Dataset entries:
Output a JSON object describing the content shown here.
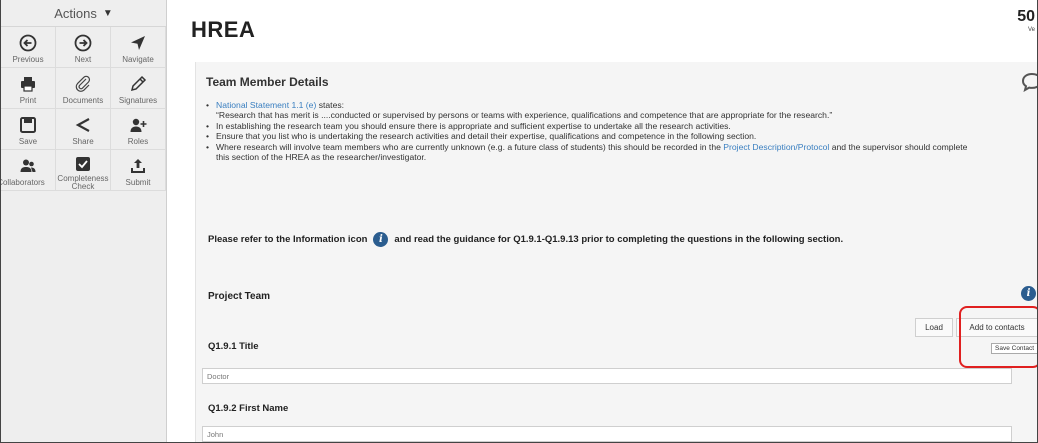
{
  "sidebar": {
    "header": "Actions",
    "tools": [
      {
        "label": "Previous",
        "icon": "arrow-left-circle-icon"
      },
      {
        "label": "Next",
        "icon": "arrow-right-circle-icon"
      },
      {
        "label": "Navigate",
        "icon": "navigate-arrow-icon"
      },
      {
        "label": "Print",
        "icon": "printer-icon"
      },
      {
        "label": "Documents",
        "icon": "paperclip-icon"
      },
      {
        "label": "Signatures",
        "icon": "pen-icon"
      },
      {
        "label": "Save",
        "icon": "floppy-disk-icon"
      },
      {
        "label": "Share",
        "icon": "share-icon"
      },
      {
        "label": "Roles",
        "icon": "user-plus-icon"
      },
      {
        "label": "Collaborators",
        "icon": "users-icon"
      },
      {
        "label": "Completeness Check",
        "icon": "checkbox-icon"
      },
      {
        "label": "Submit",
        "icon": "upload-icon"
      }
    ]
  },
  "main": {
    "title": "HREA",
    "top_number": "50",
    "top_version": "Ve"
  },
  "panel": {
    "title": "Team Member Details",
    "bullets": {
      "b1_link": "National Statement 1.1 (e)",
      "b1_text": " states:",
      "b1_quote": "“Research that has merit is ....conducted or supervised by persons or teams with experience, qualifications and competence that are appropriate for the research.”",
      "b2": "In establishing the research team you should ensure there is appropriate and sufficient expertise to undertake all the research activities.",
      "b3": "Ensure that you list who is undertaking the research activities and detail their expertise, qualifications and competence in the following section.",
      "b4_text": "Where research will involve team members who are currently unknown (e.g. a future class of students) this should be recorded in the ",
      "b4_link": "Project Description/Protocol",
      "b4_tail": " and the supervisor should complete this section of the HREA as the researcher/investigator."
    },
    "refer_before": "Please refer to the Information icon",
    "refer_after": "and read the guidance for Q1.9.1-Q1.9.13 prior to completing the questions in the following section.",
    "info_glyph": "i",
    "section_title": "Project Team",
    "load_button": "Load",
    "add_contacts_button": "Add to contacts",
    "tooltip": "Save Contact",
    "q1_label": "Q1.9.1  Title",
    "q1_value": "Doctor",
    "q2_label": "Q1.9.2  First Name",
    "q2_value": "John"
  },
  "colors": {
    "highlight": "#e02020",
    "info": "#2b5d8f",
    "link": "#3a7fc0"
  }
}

PROBLEM TO SOLVE
Restate each entry word for word, please, but drop any images it holds.

RESULT OF THIS TASK
Output a JSON object describing the content shown here.
{
  "sidebar": {
    "header": "Actions",
    "tools": [
      {
        "label": "Previous",
        "icon": "arrow-left-circle-icon"
      },
      {
        "label": "Next",
        "icon": "arrow-right-circle-icon"
      },
      {
        "label": "Navigate",
        "icon": "navigate-arrow-icon"
      },
      {
        "label": "Print",
        "icon": "printer-icon"
      },
      {
        "label": "Documents",
        "icon": "paperclip-icon"
      },
      {
        "label": "Signatures",
        "icon": "pen-icon"
      },
      {
        "label": "Save",
        "icon": "floppy-disk-icon"
      },
      {
        "label": "Share",
        "icon": "share-icon"
      },
      {
        "label": "Roles",
        "icon": "user-plus-icon"
      },
      {
        "label": "Collaborators",
        "icon": "users-icon"
      },
      {
        "label": "Completeness Check",
        "icon": "checkbox-icon"
      },
      {
        "label": "Submit",
        "icon": "upload-icon"
      }
    ]
  },
  "main": {
    "title": "HREA",
    "top_number": "50",
    "top_version": "Ve"
  },
  "panel": {
    "title": "Team Member Details",
    "bullets": {
      "b1_link": "National Statement 1.1 (e)",
      "b1_text": " states:",
      "b1_quote": "“Research that has merit is ....conducted or supervised by persons or teams with experience, qualifications and competence that are appropriate for the research.”",
      "b2": "In establishing the research team you should ensure there is appropriate and sufficient expertise to undertake all the research activities.",
      "b3": "Ensure that you list who is undertaking the research activities and detail their expertise, qualifications and competence in the following section.",
      "b4_text": "Where research will involve team members who are currently unknown (e.g. a future class of students) this should be recorded in the ",
      "b4_link": "Project Description/Protocol",
      "b4_tail": " and the supervisor should complete this section of the HREA as the researcher/investigator."
    },
    "refer_before": "Please refer to the Information icon",
    "refer_after": "and read the guidance for Q1.9.1-Q1.9.13 prior to completing the questions in the following section.",
    "info_glyph": "i",
    "section_title": "Project Team",
    "load_button": "Load",
    "add_contacts_button": "Add to contacts",
    "tooltip": "Save Contact",
    "q1_label": "Q1.9.1  Title",
    "q1_value": "Doctor",
    "q2_label": "Q1.9.2  First Name",
    "q2_value": "John"
  },
  "colors": {
    "highlight": "#e02020",
    "info": "#2b5d8f",
    "link": "#3a7fc0"
  }
}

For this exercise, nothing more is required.